● **Exercise prompt**: Copy out all lines in the data below containing the string "handle".

● **Material for this exercise**:
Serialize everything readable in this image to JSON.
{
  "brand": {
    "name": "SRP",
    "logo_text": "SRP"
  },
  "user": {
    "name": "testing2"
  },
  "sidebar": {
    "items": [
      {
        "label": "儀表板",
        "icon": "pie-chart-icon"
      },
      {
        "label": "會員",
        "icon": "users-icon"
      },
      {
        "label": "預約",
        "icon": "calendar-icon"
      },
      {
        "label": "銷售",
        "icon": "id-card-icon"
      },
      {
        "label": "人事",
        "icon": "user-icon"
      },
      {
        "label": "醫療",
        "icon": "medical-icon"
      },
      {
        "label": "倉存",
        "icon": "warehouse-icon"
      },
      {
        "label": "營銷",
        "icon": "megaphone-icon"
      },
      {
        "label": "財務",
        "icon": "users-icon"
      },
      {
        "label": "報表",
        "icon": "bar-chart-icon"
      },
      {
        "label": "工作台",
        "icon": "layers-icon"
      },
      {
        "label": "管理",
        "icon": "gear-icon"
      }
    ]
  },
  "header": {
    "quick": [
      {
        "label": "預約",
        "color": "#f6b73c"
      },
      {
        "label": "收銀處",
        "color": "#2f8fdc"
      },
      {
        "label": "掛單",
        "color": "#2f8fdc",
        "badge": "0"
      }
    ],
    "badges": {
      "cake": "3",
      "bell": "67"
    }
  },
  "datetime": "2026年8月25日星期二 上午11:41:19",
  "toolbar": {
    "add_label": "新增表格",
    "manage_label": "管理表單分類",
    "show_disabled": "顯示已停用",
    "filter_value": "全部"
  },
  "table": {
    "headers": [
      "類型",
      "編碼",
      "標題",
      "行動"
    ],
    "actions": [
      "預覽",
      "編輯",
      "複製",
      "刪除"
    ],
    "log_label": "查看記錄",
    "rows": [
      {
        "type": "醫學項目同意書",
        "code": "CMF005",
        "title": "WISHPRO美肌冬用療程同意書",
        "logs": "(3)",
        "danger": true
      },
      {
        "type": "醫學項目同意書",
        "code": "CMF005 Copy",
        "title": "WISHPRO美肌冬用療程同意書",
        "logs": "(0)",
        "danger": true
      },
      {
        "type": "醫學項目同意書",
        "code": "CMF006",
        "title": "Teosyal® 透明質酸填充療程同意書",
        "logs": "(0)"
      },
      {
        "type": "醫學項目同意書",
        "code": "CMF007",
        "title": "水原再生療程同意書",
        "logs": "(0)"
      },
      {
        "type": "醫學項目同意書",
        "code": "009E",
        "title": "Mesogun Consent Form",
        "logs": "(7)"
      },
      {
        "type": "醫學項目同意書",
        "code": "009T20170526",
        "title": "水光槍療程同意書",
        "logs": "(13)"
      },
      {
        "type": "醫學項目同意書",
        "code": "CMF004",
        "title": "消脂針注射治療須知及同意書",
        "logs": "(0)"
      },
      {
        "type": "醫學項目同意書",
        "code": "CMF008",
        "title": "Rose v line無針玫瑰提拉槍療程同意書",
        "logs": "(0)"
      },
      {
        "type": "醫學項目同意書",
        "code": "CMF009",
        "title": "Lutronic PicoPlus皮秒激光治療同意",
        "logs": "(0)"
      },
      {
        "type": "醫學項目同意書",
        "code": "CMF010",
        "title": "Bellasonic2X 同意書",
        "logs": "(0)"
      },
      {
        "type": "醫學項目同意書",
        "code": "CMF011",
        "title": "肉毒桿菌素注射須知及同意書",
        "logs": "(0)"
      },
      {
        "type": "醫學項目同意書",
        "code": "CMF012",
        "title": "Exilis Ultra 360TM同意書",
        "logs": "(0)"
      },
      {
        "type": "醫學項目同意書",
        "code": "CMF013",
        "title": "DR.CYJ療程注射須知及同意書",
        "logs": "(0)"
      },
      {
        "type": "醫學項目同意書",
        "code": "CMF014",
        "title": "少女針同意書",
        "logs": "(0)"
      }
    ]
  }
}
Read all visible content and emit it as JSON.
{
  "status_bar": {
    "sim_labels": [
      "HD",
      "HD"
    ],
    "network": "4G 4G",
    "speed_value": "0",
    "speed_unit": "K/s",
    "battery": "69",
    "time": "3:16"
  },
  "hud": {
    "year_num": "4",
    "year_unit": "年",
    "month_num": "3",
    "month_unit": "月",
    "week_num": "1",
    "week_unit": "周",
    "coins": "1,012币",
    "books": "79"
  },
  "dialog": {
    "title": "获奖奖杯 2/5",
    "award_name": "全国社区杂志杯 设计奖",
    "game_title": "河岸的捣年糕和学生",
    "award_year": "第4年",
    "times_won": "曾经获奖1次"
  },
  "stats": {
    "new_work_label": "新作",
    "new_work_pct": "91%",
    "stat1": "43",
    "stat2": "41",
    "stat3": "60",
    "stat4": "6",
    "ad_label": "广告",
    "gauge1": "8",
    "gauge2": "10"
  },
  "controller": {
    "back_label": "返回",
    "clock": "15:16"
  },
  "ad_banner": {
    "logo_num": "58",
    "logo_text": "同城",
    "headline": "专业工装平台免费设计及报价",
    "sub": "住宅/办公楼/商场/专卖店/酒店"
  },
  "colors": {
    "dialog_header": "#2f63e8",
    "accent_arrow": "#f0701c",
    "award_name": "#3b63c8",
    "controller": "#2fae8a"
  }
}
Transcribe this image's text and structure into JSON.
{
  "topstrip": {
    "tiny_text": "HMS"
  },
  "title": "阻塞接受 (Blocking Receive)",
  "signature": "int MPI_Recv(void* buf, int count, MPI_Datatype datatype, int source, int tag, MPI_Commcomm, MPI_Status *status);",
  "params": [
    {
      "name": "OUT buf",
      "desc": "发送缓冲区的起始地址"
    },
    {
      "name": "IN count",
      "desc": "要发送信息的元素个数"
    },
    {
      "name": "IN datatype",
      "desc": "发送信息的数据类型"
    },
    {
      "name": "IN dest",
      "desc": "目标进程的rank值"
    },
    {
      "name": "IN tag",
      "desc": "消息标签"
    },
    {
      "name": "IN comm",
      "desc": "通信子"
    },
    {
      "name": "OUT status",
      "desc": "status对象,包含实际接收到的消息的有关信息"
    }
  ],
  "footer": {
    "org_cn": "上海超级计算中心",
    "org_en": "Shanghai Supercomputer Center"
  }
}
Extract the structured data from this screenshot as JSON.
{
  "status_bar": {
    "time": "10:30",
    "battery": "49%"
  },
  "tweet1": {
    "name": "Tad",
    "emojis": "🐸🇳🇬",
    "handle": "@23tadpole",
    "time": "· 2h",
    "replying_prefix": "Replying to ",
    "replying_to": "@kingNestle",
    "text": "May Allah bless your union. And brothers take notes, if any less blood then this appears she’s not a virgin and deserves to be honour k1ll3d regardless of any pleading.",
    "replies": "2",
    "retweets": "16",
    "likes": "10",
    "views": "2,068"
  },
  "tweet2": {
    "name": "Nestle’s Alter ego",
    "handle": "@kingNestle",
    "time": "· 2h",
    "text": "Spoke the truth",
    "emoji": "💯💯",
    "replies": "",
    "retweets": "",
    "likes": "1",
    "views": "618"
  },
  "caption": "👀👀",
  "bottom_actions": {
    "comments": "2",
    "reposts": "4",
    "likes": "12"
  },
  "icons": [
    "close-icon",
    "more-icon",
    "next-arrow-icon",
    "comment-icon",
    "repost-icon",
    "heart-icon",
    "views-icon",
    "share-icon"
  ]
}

● **Expected answer**:
    "handle": "@23tadpole",
    "handle": "@kingNestle",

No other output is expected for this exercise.